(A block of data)
Start

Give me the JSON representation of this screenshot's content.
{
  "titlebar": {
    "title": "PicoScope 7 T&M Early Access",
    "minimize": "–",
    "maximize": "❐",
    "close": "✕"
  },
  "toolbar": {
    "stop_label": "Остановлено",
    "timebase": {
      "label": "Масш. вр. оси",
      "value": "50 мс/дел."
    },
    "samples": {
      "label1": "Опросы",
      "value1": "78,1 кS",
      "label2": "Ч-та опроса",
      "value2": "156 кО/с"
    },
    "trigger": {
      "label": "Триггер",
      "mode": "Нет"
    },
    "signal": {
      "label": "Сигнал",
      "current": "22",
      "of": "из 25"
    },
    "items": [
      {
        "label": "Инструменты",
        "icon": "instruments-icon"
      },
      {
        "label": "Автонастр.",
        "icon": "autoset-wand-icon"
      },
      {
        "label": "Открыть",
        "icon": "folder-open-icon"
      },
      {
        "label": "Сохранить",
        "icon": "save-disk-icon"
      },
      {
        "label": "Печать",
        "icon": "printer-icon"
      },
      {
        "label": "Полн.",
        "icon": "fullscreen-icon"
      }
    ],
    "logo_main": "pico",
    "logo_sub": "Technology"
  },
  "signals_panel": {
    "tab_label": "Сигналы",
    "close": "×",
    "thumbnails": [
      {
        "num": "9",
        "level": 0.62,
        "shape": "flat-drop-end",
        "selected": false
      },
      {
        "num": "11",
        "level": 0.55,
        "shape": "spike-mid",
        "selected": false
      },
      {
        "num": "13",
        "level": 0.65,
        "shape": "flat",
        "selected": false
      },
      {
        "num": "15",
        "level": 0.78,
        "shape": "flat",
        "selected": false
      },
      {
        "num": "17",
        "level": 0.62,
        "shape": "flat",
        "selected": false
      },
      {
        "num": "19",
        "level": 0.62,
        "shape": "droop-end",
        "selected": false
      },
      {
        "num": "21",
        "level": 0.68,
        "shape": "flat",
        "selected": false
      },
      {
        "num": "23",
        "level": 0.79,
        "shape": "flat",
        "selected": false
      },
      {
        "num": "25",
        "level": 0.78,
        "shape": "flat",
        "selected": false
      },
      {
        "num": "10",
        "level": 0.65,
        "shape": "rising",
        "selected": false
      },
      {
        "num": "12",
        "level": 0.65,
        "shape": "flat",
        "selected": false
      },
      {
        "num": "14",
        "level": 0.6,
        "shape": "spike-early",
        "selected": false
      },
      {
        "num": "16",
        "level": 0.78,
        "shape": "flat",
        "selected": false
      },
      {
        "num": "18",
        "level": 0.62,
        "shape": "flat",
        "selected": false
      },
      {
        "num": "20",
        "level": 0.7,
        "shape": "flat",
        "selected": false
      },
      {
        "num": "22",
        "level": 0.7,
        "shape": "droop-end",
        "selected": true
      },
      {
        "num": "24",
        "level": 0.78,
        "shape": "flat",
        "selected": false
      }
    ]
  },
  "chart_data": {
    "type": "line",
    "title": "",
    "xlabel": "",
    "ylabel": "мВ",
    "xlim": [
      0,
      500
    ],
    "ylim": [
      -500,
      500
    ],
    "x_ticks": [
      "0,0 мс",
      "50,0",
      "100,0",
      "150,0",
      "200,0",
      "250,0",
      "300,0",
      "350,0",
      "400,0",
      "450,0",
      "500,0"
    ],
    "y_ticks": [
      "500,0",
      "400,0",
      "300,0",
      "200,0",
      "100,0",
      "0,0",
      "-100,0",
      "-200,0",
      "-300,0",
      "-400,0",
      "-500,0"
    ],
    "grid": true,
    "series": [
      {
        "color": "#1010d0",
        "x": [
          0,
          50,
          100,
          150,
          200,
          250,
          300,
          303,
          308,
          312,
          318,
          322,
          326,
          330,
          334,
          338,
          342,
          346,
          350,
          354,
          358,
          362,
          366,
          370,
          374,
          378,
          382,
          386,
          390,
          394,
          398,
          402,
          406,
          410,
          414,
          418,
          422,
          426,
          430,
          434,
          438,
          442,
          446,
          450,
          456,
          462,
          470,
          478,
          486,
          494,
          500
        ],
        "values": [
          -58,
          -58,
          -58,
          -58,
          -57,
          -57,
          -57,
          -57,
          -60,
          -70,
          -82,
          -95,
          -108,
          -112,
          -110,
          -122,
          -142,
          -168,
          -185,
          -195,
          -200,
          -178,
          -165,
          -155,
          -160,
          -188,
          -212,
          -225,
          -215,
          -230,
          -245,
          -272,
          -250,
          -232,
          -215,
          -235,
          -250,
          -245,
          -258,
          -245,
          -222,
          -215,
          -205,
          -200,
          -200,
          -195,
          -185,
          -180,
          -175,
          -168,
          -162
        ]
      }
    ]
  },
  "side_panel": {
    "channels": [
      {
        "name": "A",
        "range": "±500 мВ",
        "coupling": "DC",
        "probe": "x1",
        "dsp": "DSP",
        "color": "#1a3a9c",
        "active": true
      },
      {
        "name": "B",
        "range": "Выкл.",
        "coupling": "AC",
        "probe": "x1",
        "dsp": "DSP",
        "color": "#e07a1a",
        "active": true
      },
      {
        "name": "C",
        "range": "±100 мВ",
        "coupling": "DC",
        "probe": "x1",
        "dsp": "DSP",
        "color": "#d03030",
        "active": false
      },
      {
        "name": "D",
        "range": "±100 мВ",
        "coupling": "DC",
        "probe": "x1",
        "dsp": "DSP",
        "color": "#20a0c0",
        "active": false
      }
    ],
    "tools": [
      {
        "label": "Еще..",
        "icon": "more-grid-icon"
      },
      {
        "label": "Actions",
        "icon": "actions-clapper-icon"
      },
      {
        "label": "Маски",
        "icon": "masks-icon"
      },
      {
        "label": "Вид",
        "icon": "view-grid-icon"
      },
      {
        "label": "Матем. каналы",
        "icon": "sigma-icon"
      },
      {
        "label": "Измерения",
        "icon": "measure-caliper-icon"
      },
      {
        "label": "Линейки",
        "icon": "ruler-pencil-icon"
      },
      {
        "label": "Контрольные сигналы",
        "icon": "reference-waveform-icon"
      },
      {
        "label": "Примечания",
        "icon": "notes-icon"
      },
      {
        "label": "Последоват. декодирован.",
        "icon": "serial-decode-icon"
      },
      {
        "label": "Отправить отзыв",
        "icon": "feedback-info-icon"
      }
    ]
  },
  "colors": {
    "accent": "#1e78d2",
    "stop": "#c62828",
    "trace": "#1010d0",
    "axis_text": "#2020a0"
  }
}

End

Transcribe all of the material exactly. Omit nothing.

Give me the JSON representation of this screenshot's content.
{
  "titlebar": {
    "title": "PicoScope 7 T&M Early Access",
    "minimize": "–",
    "maximize": "❐",
    "close": "✕"
  },
  "toolbar": {
    "stop_label": "Остановлено",
    "timebase": {
      "label": "Масш. вр. оси",
      "value": "50 мс/дел."
    },
    "samples": {
      "label1": "Опросы",
      "value1": "78,1 кS",
      "label2": "Ч-та опроса",
      "value2": "156 кО/с"
    },
    "trigger": {
      "label": "Триггер",
      "mode": "Нет"
    },
    "signal": {
      "label": "Сигнал",
      "current": "22",
      "of": "из 25"
    },
    "items": [
      {
        "label": "Инструменты",
        "icon": "instruments-icon"
      },
      {
        "label": "Автонастр.",
        "icon": "autoset-wand-icon"
      },
      {
        "label": "Открыть",
        "icon": "folder-open-icon"
      },
      {
        "label": "Сохранить",
        "icon": "save-disk-icon"
      },
      {
        "label": "Печать",
        "icon": "printer-icon"
      },
      {
        "label": "Полн.",
        "icon": "fullscreen-icon"
      }
    ],
    "logo_main": "pico",
    "logo_sub": "Technology"
  },
  "signals_panel": {
    "tab_label": "Сигналы",
    "close": "×",
    "thumbnails": [
      {
        "num": "9",
        "level": 0.62,
        "shape": "flat-drop-end",
        "selected": false
      },
      {
        "num": "11",
        "level": 0.55,
        "shape": "spike-mid",
        "selected": false
      },
      {
        "num": "13",
        "level": 0.65,
        "shape": "flat",
        "selected": false
      },
      {
        "num": "15",
        "level": 0.78,
        "shape": "flat",
        "selected": false
      },
      {
        "num": "17",
        "level": 0.62,
        "shape": "flat",
        "selected": false
      },
      {
        "num": "19",
        "level": 0.62,
        "shape": "droop-end",
        "selected": false
      },
      {
        "num": "21",
        "level": 0.68,
        "shape": "flat",
        "selected": false
      },
      {
        "num": "23",
        "level": 0.79,
        "shape": "flat",
        "selected": false
      },
      {
        "num": "25",
        "level": 0.78,
        "shape": "flat",
        "selected": false
      },
      {
        "num": "10",
        "level": 0.65,
        "shape": "rising",
        "selected": false
      },
      {
        "num": "12",
        "level": 0.65,
        "shape": "flat",
        "selected": false
      },
      {
        "num": "14",
        "level": 0.6,
        "shape": "spike-early",
        "selected": false
      },
      {
        "num": "16",
        "level": 0.78,
        "shape": "flat",
        "selected": false
      },
      {
        "num": "18",
        "level": 0.62,
        "shape": "flat",
        "selected": false
      },
      {
        "num": "20",
        "level": 0.7,
        "shape": "flat",
        "selected": false
      },
      {
        "num": "22",
        "level": 0.7,
        "shape": "droop-end",
        "selected": true
      },
      {
        "num": "24",
        "level": 0.78,
        "shape": "flat",
        "selected": false
      }
    ]
  },
  "chart_data": {
    "type": "line",
    "title": "",
    "xlabel": "",
    "ylabel": "мВ",
    "xlim": [
      0,
      500
    ],
    "ylim": [
      -500,
      500
    ],
    "x_ticks": [
      "0,0 мс",
      "50,0",
      "100,0",
      "150,0",
      "200,0",
      "250,0",
      "300,0",
      "350,0",
      "400,0",
      "450,0",
      "500,0"
    ],
    "y_ticks": [
      "500,0",
      "400,0",
      "300,0",
      "200,0",
      "100,0",
      "0,0",
      "-100,0",
      "-200,0",
      "-300,0",
      "-400,0",
      "-500,0"
    ],
    "grid": true,
    "series": [
      {
        "color": "#1010d0",
        "x": [
          0,
          50,
          100,
          150,
          200,
          250,
          300,
          303,
          308,
          312,
          318,
          322,
          326,
          330,
          334,
          338,
          342,
          346,
          350,
          354,
          358,
          362,
          366,
          370,
          374,
          378,
          382,
          386,
          390,
          394,
          398,
          402,
          406,
          410,
          414,
          418,
          422,
          426,
          430,
          434,
          438,
          442,
          446,
          450,
          456,
          462,
          470,
          478,
          486,
          494,
          500
        ],
        "values": [
          -58,
          -58,
          -58,
          -58,
          -57,
          -57,
          -57,
          -57,
          -60,
          -70,
          -82,
          -95,
          -108,
          -112,
          -110,
          -122,
          -142,
          -168,
          -185,
          -195,
          -200,
          -178,
          -165,
          -155,
          -160,
          -188,
          -212,
          -225,
          -215,
          -230,
          -245,
          -272,
          -250,
          -232,
          -215,
          -235,
          -250,
          -245,
          -258,
          -245,
          -222,
          -215,
          -205,
          -200,
          -200,
          -195,
          -185,
          -180,
          -175,
          -168,
          -162
        ]
      }
    ]
  },
  "side_panel": {
    "channels": [
      {
        "name": "A",
        "range": "±500 мВ",
        "coupling": "DC",
        "probe": "x1",
        "dsp": "DSP",
        "color": "#1a3a9c",
        "active": true
      },
      {
        "name": "B",
        "range": "Выкл.",
        "coupling": "AC",
        "probe": "x1",
        "dsp": "DSP",
        "color": "#e07a1a",
        "active": true
      },
      {
        "name": "C",
        "range": "±100 мВ",
        "coupling": "DC",
        "probe": "x1",
        "dsp": "DSP",
        "color": "#d03030",
        "active": false
      },
      {
        "name": "D",
        "range": "±100 мВ",
        "coupling": "DC",
        "probe": "x1",
        "dsp": "DSP",
        "color": "#20a0c0",
        "active": false
      }
    ],
    "tools": [
      {
        "label": "Еще..",
        "icon": "more-grid-icon"
      },
      {
        "label": "Actions",
        "icon": "actions-clapper-icon"
      },
      {
        "label": "Маски",
        "icon": "masks-icon"
      },
      {
        "label": "Вид",
        "icon": "view-grid-icon"
      },
      {
        "label": "Матем. каналы",
        "icon": "sigma-icon"
      },
      {
        "label": "Измерения",
        "icon": "measure-caliper-icon"
      },
      {
        "label": "Линейки",
        "icon": "ruler-pencil-icon"
      },
      {
        "label": "Контрольные сигналы",
        "icon": "reference-waveform-icon"
      },
      {
        "label": "Примечания",
        "icon": "notes-icon"
      },
      {
        "label": "Последоват. декодирован.",
        "icon": "serial-decode-icon"
      },
      {
        "label": "Отправить отзыв",
        "icon": "feedback-info-icon"
      }
    ]
  },
  "colors": {
    "accent": "#1e78d2",
    "stop": "#c62828",
    "trace": "#1010d0",
    "axis_text": "#2020a0"
  }
}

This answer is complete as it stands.